What the exercise asks: Tally how many lines include "speed". The number is the whole answer.

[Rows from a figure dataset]
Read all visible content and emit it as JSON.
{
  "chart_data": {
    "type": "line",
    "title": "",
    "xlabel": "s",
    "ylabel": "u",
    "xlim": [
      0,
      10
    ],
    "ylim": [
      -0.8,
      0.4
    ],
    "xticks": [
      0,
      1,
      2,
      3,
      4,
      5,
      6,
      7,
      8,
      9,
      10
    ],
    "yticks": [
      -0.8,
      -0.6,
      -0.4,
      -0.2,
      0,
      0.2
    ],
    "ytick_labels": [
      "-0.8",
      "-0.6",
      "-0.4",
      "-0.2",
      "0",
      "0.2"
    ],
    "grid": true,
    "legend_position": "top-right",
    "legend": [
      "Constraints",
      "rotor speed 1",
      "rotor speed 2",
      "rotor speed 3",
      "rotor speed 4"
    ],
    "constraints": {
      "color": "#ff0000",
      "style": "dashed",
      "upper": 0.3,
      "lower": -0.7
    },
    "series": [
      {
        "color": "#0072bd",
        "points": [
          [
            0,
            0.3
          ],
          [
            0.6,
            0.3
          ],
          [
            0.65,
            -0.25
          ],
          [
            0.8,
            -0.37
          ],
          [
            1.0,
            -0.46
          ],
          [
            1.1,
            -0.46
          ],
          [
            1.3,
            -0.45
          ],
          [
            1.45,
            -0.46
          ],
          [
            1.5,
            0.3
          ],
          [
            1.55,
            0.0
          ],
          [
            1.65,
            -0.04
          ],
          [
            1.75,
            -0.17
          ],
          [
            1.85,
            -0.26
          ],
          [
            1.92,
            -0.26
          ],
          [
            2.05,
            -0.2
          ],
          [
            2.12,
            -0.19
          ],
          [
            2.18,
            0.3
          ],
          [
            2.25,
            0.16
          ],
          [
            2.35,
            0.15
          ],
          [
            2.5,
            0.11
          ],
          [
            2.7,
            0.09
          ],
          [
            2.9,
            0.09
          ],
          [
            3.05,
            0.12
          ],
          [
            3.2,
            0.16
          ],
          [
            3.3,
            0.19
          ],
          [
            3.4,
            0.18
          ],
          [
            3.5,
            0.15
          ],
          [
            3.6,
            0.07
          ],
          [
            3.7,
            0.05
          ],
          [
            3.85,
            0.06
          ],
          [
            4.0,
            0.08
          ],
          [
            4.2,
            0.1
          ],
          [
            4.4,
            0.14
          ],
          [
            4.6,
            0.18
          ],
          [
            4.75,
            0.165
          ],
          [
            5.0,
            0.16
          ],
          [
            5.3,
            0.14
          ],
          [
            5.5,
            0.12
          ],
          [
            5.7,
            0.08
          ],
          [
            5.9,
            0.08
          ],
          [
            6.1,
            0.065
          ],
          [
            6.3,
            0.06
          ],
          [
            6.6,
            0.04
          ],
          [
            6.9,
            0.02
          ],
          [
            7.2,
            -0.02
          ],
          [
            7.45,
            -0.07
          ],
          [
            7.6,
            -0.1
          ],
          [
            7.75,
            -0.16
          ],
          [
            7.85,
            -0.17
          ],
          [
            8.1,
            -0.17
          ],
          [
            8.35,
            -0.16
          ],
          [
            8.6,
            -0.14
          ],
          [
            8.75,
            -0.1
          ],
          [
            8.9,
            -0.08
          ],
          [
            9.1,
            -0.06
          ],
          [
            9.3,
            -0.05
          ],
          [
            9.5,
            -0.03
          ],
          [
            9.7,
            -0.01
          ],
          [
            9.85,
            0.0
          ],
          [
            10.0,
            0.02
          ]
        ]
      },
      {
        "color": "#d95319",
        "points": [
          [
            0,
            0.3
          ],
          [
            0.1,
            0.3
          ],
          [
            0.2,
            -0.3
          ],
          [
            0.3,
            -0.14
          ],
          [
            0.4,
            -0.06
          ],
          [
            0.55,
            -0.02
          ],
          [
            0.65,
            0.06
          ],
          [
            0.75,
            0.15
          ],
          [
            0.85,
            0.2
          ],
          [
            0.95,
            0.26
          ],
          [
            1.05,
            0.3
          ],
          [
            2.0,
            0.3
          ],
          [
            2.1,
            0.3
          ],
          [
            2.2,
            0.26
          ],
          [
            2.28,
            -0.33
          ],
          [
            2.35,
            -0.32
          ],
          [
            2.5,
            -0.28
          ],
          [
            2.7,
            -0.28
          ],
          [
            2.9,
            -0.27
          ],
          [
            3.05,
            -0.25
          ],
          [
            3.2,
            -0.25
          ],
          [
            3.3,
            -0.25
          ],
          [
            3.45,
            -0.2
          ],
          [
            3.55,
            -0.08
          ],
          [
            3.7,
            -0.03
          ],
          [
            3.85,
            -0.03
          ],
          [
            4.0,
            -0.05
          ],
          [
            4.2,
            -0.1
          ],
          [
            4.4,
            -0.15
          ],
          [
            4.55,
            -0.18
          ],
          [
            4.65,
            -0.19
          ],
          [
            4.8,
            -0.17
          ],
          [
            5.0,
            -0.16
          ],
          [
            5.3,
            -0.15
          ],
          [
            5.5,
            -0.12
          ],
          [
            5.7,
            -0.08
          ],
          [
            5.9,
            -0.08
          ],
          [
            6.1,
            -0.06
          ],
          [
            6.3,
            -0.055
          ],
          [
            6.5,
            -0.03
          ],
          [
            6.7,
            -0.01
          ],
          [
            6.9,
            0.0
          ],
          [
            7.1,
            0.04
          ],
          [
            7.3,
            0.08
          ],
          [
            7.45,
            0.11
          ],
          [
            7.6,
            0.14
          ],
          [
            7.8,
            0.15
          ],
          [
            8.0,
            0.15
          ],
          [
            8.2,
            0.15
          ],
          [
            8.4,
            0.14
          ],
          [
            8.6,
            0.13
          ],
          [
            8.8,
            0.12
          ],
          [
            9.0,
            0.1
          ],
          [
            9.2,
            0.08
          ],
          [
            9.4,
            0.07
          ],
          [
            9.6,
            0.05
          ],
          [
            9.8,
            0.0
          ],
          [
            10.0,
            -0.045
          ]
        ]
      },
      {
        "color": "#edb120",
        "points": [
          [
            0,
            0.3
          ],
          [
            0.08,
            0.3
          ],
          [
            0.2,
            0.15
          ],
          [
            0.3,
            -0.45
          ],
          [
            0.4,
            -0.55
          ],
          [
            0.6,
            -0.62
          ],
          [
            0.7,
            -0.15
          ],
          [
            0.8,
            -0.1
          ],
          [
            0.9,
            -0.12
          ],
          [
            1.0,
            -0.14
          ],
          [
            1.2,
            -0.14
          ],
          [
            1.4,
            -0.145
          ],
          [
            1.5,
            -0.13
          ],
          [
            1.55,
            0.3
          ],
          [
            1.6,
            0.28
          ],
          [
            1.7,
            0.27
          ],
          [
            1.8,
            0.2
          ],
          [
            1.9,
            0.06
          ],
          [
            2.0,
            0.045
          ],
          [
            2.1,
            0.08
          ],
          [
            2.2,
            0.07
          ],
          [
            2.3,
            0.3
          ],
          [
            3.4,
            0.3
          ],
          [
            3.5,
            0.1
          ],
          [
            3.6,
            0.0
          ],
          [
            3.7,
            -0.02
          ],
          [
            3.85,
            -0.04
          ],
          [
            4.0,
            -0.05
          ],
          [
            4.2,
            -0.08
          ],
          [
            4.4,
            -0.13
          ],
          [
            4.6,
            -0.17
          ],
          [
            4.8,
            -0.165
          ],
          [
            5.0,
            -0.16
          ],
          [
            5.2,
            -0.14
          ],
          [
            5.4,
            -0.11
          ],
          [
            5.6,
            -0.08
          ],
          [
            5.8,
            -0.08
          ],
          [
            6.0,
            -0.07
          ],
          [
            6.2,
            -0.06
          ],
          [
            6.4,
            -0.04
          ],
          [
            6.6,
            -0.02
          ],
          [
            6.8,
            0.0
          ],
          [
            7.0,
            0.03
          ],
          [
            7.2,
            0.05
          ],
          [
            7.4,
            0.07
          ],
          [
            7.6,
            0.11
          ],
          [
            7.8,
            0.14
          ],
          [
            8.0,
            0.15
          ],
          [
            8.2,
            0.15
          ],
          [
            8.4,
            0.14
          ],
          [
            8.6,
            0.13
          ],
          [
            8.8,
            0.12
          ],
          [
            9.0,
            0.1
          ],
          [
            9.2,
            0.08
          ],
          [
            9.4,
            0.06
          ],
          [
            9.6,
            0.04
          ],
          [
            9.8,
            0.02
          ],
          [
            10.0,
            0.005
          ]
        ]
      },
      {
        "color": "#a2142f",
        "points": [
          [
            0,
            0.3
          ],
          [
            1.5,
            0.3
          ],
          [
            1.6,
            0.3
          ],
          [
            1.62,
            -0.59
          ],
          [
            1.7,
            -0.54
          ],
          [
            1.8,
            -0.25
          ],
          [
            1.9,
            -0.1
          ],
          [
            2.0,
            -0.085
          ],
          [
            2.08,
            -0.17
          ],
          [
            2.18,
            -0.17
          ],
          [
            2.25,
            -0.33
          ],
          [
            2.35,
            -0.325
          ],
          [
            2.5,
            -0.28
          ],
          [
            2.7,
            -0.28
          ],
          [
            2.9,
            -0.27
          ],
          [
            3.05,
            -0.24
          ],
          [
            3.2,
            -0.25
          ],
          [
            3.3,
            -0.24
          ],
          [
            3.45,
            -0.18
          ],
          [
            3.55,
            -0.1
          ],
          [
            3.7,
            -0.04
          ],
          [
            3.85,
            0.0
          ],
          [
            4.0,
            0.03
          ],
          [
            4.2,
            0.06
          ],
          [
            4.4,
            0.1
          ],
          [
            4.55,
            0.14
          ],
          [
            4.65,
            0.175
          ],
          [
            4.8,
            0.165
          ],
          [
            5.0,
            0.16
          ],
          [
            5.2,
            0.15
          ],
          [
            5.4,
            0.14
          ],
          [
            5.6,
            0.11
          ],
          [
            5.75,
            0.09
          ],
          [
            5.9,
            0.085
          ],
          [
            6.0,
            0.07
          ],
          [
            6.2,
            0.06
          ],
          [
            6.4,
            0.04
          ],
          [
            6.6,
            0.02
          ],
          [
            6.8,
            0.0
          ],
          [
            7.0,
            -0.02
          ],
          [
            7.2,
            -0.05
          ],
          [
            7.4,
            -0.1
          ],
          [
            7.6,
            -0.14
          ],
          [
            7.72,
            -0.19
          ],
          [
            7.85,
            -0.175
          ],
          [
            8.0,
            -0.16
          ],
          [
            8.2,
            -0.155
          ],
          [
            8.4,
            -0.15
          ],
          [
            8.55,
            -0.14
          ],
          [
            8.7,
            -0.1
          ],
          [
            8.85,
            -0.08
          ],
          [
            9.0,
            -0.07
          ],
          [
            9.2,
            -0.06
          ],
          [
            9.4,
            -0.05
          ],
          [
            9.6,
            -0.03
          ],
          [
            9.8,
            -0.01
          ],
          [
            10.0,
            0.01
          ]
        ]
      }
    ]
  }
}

Response for this exercise: 4